Copy each line below in which the word "Pachón" occurs.

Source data
-=-=-=-=-
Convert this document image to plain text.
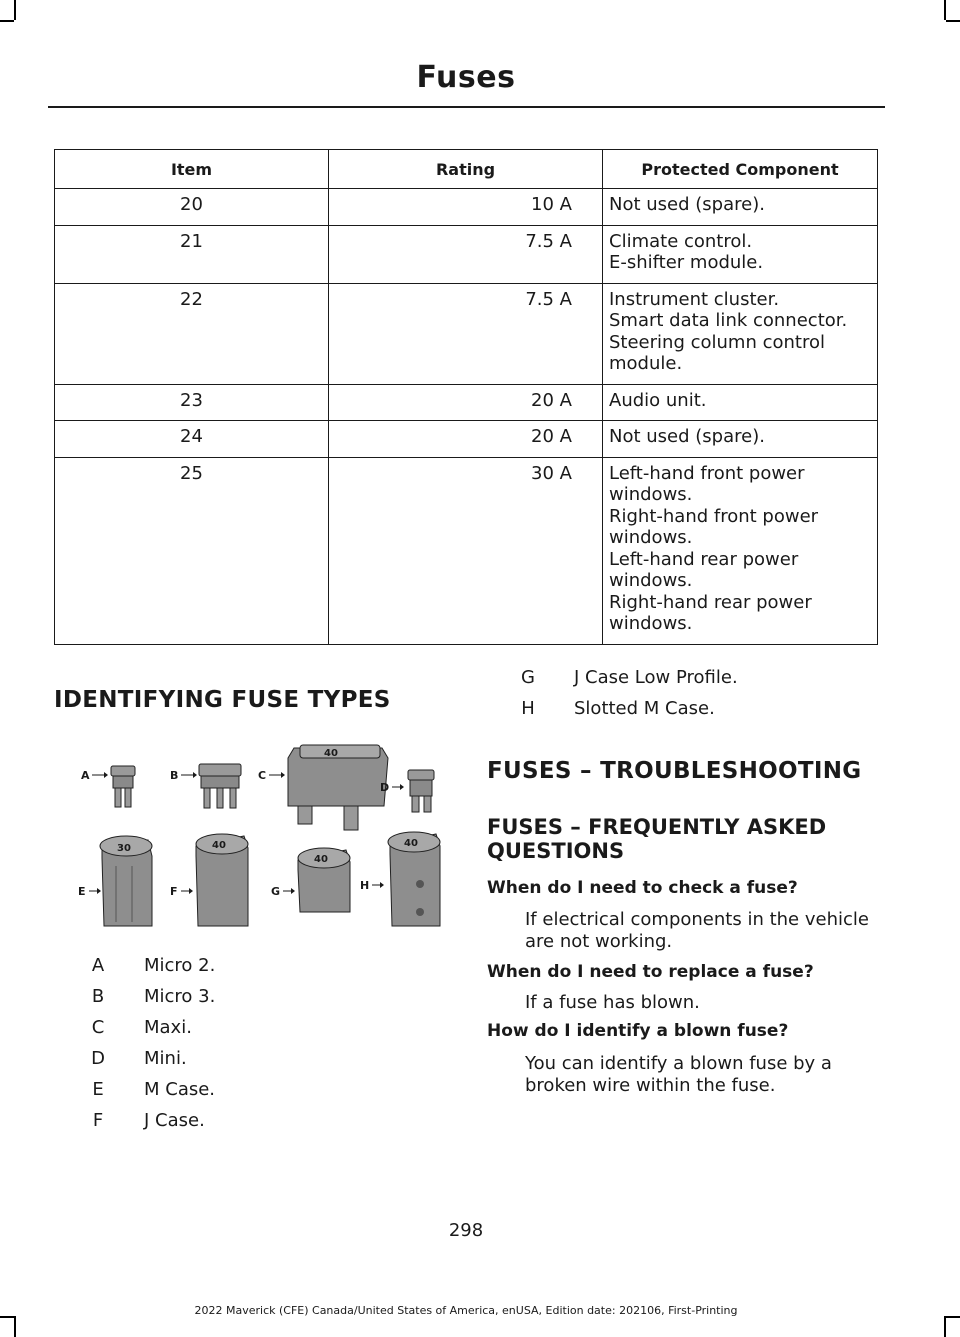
Fuses
Item	Rating	Protected Component
20	10 A	Not used (spare).

21	7.5 A	Climate control.
E-shifter module.

22	7.5 A	Instrument cluster.
Smart data link connector.
Steering column control module.

23	20 A	Audio unit.

24	20 A	Not used (spare).

25	30 A	Left-hand front power windows.
Right-hand front power windows.
Left-hand rear power windows.
Right-hand rear power windows.
IDENTIFYING FUSE TYPES
A	B	C
40
D
E
30
F
40
G
40
H
40
A Micro 2.
B Micro 3.
C Maxi.
D Mini.
E M Case.
F J Case.
G J Case Low Profile.
H Slotted M Case.
FUSES – TROUBLESHOOTING
FUSES – FREQUENTLY ASKED QUESTIONS
When do I need to check a fuse?
If electrical components in the vehicle are not working.
When do I need to replace a fuse?
If a fuse has blown.
How do I identify a blown fuse?
You can identify a blown fuse by a broken wire within the fuse.
298
2022 Maverick (CFE) Canada/United States of America, enUSA, Edition date: 202106, First-Printing
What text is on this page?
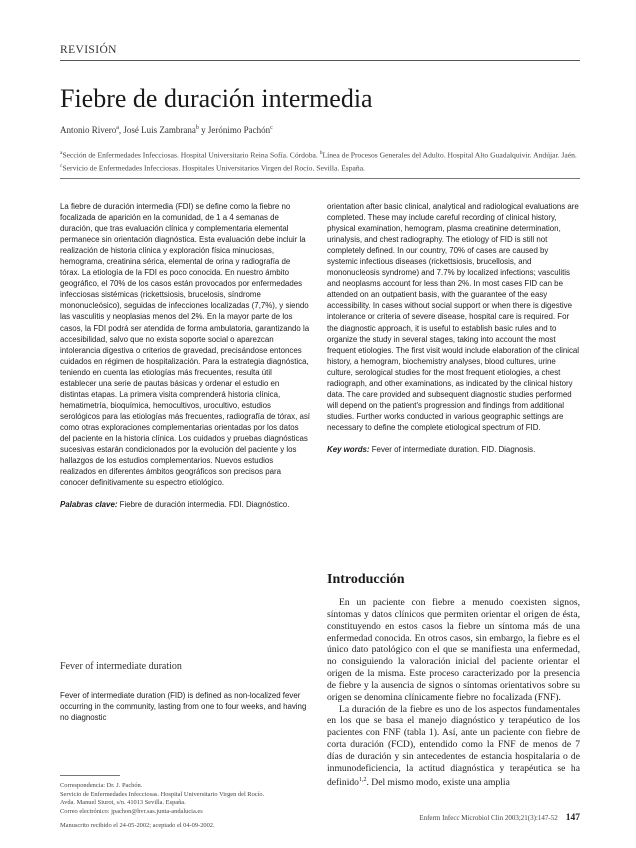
REVISIÓN
Fiebre de duración intermedia
Antonio Rivero$^a$, José Luis Zambrana$^b$ y Jerónimo Pachón$^c$
$^a$Sección de Enfermedades Infecciosas. Hospital Universitario Reina Sofía. Córdoba. $^b$Línea de Procesos Generales del Adulto. Hospital Alto Guadalquivir. Andújar. Jaén. $^c$Servicio de Enfermedades Infecciosas. Hospitales Universitarios Virgen del Rocío. Sevilla. España.

La fiebre de duración intermedia (FDI) se define como la fiebre no focalizada de aparición en la comunidad, de 1 a 4 semanas de duración, que tras evaluación clínica y complementaria elemental permanece sin orientación diagnóstica. Esta evaluación debe incluir la realización de historia clínica y exploración física minuciosas, hemograma, creatinina sérica, elemental de orina y radiografía de tórax. La etiología de la FDI es poco conocida. En nuestro ámbito geográfico, el 70% de los casos están provocados por enfermedades infecciosas sistémicas (rickettsiosis, brucelosis, síndrome mononucleósico), seguidas de infecciones localizadas (7,7%), y siendo las vasculitis y neoplasias menos del 2%. En la mayor parte de los casos, la FDI podrá ser atendida de forma ambulatoria, garantizando la accesibilidad, salvo que no exista soporte social o aparezcan intolerancia digestiva o criterios de gravedad, precisándose entonces cuidados en régimen de hospitalización. Para la estrategia diagnóstica, teniendo en cuenta las etiologías más frecuentes, resulta útil establecer una serie de pautas básicas y ordenar el estudio en distintas etapas. La primera visita comprenderá historia clínica, hematimetría, bioquímica, hemocultivos, urocultivo, estudios serológicos para las etiologías más frecuentes, radiografía de tórax, así como otras exploraciones complementarias orientadas por los datos del paciente en la historia clínica. Los cuidados y pruebas diagnósticas sucesivas estarán condicionados por la evolución del paciente y los hallazgos de los estudios complementarios. Nuevos estudios realizados en diferentes ámbitos geográficos son precisos para conocer definitivamente su espectro etiológico.

Palabras clave: Fiebre de duración intermedia. FDI. Diagnóstico.

Fever of intermediate duration

Fever of intermediate duration (FID) is defined as non-localized fever occurring in the community, lasting from one to four weeks, and having no diagnostic

Correspondencia: Dr. J. Pachón.
Servicio de Enfermedades Infecciosas. Hospital Universitario Virgen del Rocío.
Avda. Manuel Siurot, s/n. 41013 Sevilla. España.
Correo electrónico: jpachon@hvr.sas.junta-andalucia.es
Manuscrito recibido el 24-05-2002; aceptado el 04-09-2002.

orientation after basic clinical, analytical and radiological evaluations are completed. These may include careful recording of clinical history, physical examination, hemogram, plasma creatinine determination, urinalysis, and chest radiography. The etiology of FID is still not completely defined. In our country, 70% of cases are caused by systemic infectious diseases (rickettsiosis, brucellosis, and mononucleosis syndrome) and 7.7% by localized infections; vasculitis and neoplasms account for less than 2%. In most cases FID can be attended on an outpatient basis, with the guarantee of the easy accessibility. In cases without social support or when there is digestive intolerance or criteria of severe disease, hospital care is required. For the diagnostic approach, it is useful to establish basic rules and to organize the study in several stages, taking into account the most frequent etiologies. The first visit would include elaboration of the clinical history, a hemogram, biochemistry analyses, blood cultures, urine culture, serological studies for the most frequent etiologies, a chest radiograph, and other examinations, as indicated by the clinical history data. The care provided and subsequent diagnostic studies performed will depend on the patient's progression and findings from additional studies. Further works conducted in various geographic settings are necessary to define the complete etiological spectrum of FID.

Key words: Fever of intermediate duration. FID. Diagnosis.

Introducción

En un paciente con fiebre a menudo coexisten signos, síntomas y datos clínicos que permiten orientar el origen de ésta, constituyendo en estos casos la fiebre un síntoma más de una enfermedad conocida. En otros casos, sin embargo, la fiebre es el único dato patológico con el que se manifiesta una enfermedad, no consiguiendo la valoración inicial del paciente orientar el origen de la misma. Este proceso caracterizado por la presencia de fiebre y la ausencia de signos o síntomas orientativos sobre su origen se denomina clínicamente fiebre no focalizada (FNF).

La duración de la fiebre es uno de los aspectos fundamentales en los que se basa el manejo diagnóstico y terapéutico de los pacientes con FNF (tabla 1). Así, ante un paciente con fiebre de corta duración (FCD), entendido como la FNF de menos de 7 días de duración y sin antecedentes de estancia hospitalaria o de inmunodeficiencia, la actitud diagnóstica y terapéutica se ha definido$^{1,2}$. Del mismo modo, existe una amplia

Enferm Infecc Microbiol Clin 2003;21(3):147-52 147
-=-=-=-=-
THE SOLUTION
Antonio Rivero$^a$, José Luis Zambrana$^b$ y Jerónimo Pachón$^c$
Correspondencia: Dr. J. Pachón.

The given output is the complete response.